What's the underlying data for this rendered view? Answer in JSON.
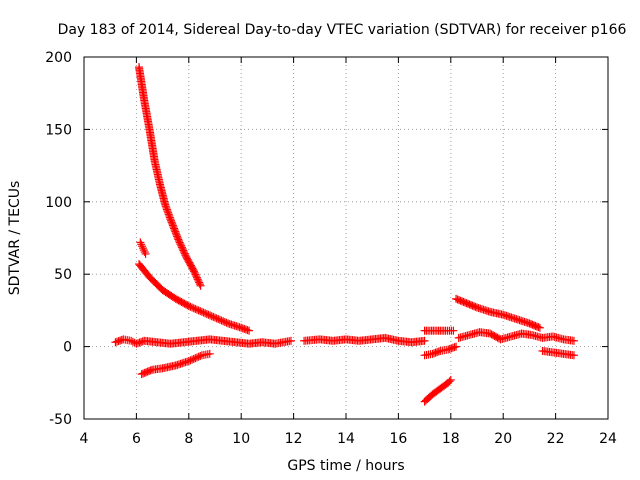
{
  "chart_data": {
    "type": "scatter",
    "title": "Day 183 of 2014, Sidereal Day-to-day VTEC variation (SDTVAR) for receiver p166",
    "xlabel": "GPS time / hours",
    "ylabel": "SDTVAR / TECUs",
    "xlim": [
      4,
      24
    ],
    "ylim": [
      -50,
      200
    ],
    "xticks": [
      4,
      6,
      8,
      10,
      12,
      14,
      16,
      18,
      20,
      22,
      24
    ],
    "yticks": [
      -50,
      0,
      50,
      100,
      150,
      200
    ],
    "grid": true,
    "marker": "+",
    "color": "#ff0000",
    "series": [
      {
        "name": "arc-steep-decay",
        "x": [
          6.1,
          6.3,
          6.5,
          6.7,
          6.9,
          7.1,
          7.3,
          7.6,
          7.9,
          8.2,
          8.45
        ],
        "y": [
          193,
          170,
          150,
          128,
          112,
          98,
          88,
          74,
          62,
          52,
          42
        ]
      },
      {
        "name": "arc-short-high",
        "x": [
          6.15,
          6.25,
          6.35
        ],
        "y": [
          72,
          68,
          64
        ]
      },
      {
        "name": "arc-slow-decay",
        "x": [
          6.1,
          6.5,
          7.0,
          7.5,
          8.0,
          8.5,
          9.0,
          9.5,
          10.0,
          10.3
        ],
        "y": [
          57,
          48,
          39,
          33,
          28,
          24,
          20,
          16,
          13,
          11
        ]
      },
      {
        "name": "arc-negative-rise",
        "x": [
          6.2,
          6.6,
          7.0,
          7.5,
          8.0,
          8.5,
          8.8
        ],
        "y": [
          -19,
          -16,
          -15,
          -13,
          -10,
          -6,
          -5
        ]
      },
      {
        "name": "near-zero-early",
        "x": [
          5.2,
          5.5,
          5.8,
          6.0,
          6.3,
          6.8,
          7.3,
          7.8,
          8.3,
          8.8,
          9.3,
          9.8,
          10.3,
          10.8,
          11.3,
          11.9
        ],
        "y": [
          3,
          5,
          4,
          2,
          4,
          3,
          2,
          3,
          4,
          5,
          4,
          3,
          2,
          3,
          2,
          4
        ]
      },
      {
        "name": "near-zero-mid",
        "x": [
          12.4,
          13.0,
          13.5,
          14.0,
          14.5,
          15.0,
          15.5,
          16.0,
          16.5,
          17.0
        ],
        "y": [
          4,
          5,
          4,
          5,
          4,
          5,
          6,
          4,
          3,
          4
        ]
      },
      {
        "name": "arc-negative-late",
        "x": [
          17.0,
          17.3,
          17.6,
          17.9,
          18.0
        ],
        "y": [
          -38,
          -33,
          -29,
          -25,
          -23
        ]
      },
      {
        "name": "arc-17-19-high",
        "x": [
          17.0,
          17.4,
          17.8,
          18.1
        ],
        "y": [
          11,
          11,
          11,
          11
        ]
      },
      {
        "name": "arc-17-19-low",
        "x": [
          17.0,
          17.3,
          17.6,
          17.9,
          18.2
        ],
        "y": [
          -6,
          -5,
          -3,
          -2,
          0
        ]
      },
      {
        "name": "arc-late-decay",
        "x": [
          18.2,
          18.6,
          19.0,
          19.5,
          20.0,
          20.5,
          21.0,
          21.4
        ],
        "y": [
          33,
          30,
          27,
          24,
          22,
          19,
          16,
          13
        ]
      },
      {
        "name": "cluster-late",
        "x": [
          18.3,
          18.7,
          19.1,
          19.5,
          19.9,
          20.3,
          20.7,
          21.1,
          21.5,
          21.9,
          22.3,
          22.7
        ],
        "y": [
          6,
          8,
          10,
          9,
          5,
          7,
          9,
          8,
          6,
          7,
          5,
          4
        ]
      },
      {
        "name": "arc-late-negative",
        "x": [
          21.5,
          21.9,
          22.3,
          22.7
        ],
        "y": [
          -3,
          -4,
          -5,
          -6
        ]
      }
    ]
  }
}
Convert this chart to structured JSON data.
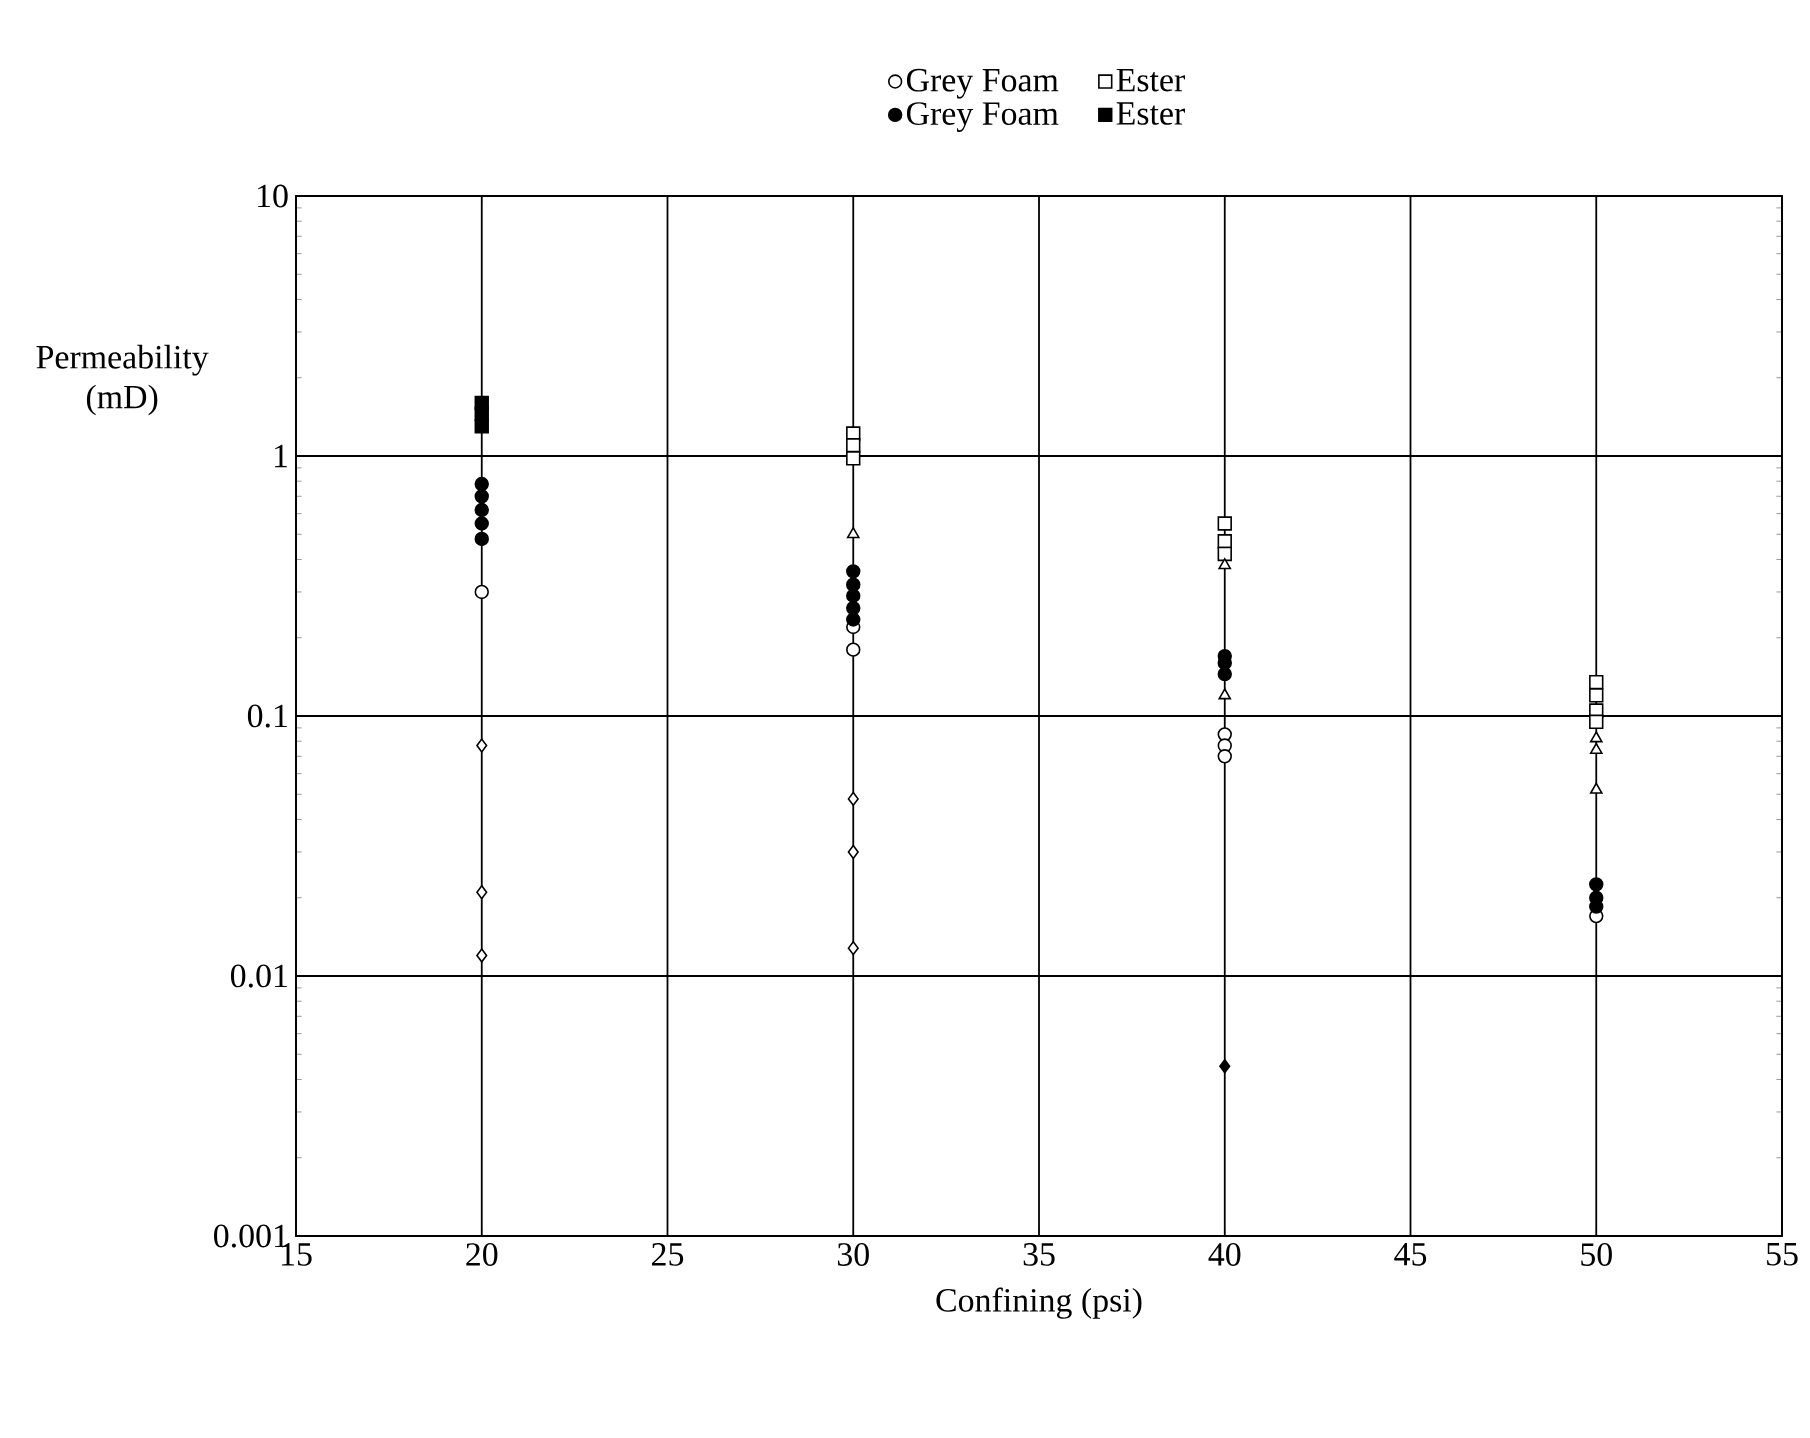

◆ EXERCISE AIM: Give every record again exactly, apart from the pictures, which stay out.

◆ COMPLETED EXERCISE:
What's the underlying data for this rendered view? Answer in JSON.
{
  "chart_data": {
    "type": "scatter",
    "title": "Day 183 of 2014, Sidereal Day-to-day VTEC variation (SDTVAR) for receiver p166",
    "xlabel": "GPS time / hours",
    "ylabel": "SDTVAR / TECUs",
    "xlim": [
      4,
      24
    ],
    "ylim": [
      -50,
      200
    ],
    "xticks": [
      4,
      6,
      8,
      10,
      12,
      14,
      16,
      18,
      20,
      22,
      24
    ],
    "yticks": [
      -50,
      0,
      50,
      100,
      150,
      200
    ],
    "grid": true,
    "marker": "+",
    "color": "#ff0000",
    "series": [
      {
        "name": "arc-steep-decay",
        "x": [
          6.1,
          6.3,
          6.5,
          6.7,
          6.9,
          7.1,
          7.3,
          7.6,
          7.9,
          8.2,
          8.45
        ],
        "y": [
          193,
          170,
          150,
          128,
          112,
          98,
          88,
          74,
          62,
          52,
          42
        ]
      },
      {
        "name": "arc-short-high",
        "x": [
          6.15,
          6.25,
          6.35
        ],
        "y": [
          72,
          68,
          64
        ]
      },
      {
        "name": "arc-slow-decay",
        "x": [
          6.1,
          6.5,
          7.0,
          7.5,
          8.0,
          8.5,
          9.0,
          9.5,
          10.0,
          10.3
        ],
        "y": [
          57,
          48,
          39,
          33,
          28,
          24,
          20,
          16,
          13,
          11
        ]
      },
      {
        "name": "arc-negative-rise",
        "x": [
          6.2,
          6.6,
          7.0,
          7.5,
          8.0,
          8.5,
          8.8
        ],
        "y": [
          -19,
          -16,
          -15,
          -13,
          -10,
          -6,
          -5
        ]
      },
      {
        "name": "near-zero-early",
        "x": [
          5.2,
          5.5,
          5.8,
          6.0,
          6.3,
          6.8,
          7.3,
          7.8,
          8.3,
          8.8,
          9.3,
          9.8,
          10.3,
          10.8,
          11.3,
          11.9
        ],
        "y": [
          3,
          5,
          4,
          2,
          4,
          3,
          2,
          3,
          4,
          5,
          4,
          3,
          2,
          3,
          2,
          4
        ]
      },
      {
        "name": "near-zero-mid",
        "x": [
          12.4,
          13.0,
          13.5,
          14.0,
          14.5,
          15.0,
          15.5,
          16.0,
          16.5,
          17.0
        ],
        "y": [
          4,
          5,
          4,
          5,
          4,
          5,
          6,
          4,
          3,
          4
        ]
      },
      {
        "name": "arc-negative-late",
        "x": [
          17.0,
          17.3,
          17.6,
          17.9,
          18.0
        ],
        "y": [
          -38,
          -33,
          -29,
          -25,
          -23
        ]
      },
      {
        "name": "arc-17-19-high",
        "x": [
          17.0,
          17.4,
          17.8,
          18.1
        ],
        "y": [
          11,
          11,
          11,
          11
        ]
      },
      {
        "name": "arc-17-19-low",
        "x": [
          17.0,
          17.3,
          17.6,
          17.9,
          18.2
        ],
        "y": [
          -6,
          -5,
          -3,
          -2,
          0
        ]
      },
      {
        "name": "arc-late-decay",
        "x": [
          18.2,
          18.6,
          19.0,
          19.5,
          20.0,
          20.5,
          21.0,
          21.4
        ],
        "y": [
          33,
          30,
          27,
          24,
          22,
          19,
          16,
          13
        ]
      },
      {
        "name": "cluster-late",
        "x": [
          18.3,
          18.7,
          19.1,
          19.5,
          19.9,
          20.3,
          20.7,
          21.1,
          21.5,
          21.9,
          22.3,
          22.7
        ],
        "y": [
          6,
          8,
          10,
          9,
          5,
          7,
          9,
          8,
          6,
          7,
          5,
          4
        ]
      },
      {
        "name": "arc-late-negative",
        "x": [
          21.5,
          21.9,
          22.3,
          22.7
        ],
        "y": [
          -3,
          -4,
          -5,
          -6
        ]
      }
    ]
  }
}
Convert this chart to structured JSON data.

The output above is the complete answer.